Entries:
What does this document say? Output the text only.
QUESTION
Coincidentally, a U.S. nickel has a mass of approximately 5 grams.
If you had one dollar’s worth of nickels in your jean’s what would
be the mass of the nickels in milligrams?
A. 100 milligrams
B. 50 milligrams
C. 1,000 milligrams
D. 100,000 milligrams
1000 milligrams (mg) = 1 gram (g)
...
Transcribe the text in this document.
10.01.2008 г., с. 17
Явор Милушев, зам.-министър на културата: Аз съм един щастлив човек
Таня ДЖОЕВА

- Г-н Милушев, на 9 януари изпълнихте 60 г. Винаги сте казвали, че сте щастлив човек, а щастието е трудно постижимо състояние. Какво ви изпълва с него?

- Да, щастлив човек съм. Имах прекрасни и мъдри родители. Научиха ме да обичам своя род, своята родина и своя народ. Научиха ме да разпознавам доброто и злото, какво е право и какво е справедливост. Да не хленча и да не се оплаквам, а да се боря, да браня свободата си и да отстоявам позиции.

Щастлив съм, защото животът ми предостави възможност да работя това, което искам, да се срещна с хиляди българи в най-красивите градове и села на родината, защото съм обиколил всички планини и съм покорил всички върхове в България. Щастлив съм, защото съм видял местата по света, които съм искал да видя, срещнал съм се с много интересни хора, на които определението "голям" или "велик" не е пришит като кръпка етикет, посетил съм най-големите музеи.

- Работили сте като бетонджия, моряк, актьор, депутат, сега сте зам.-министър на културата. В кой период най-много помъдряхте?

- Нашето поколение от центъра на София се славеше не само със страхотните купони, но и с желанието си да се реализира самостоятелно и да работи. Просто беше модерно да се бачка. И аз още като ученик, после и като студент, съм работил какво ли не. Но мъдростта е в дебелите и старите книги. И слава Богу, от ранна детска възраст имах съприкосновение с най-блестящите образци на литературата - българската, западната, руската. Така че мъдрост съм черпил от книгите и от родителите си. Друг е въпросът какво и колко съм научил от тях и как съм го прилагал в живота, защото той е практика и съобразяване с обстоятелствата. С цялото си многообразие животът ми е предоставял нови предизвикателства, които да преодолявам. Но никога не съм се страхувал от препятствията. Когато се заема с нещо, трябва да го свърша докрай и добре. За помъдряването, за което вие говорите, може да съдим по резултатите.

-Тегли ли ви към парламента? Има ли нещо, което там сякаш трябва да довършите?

Your goal:
Extract all lines that hold the word "this".

Task response:
What does this document say? Output the text only.
Transcribe the text in this document.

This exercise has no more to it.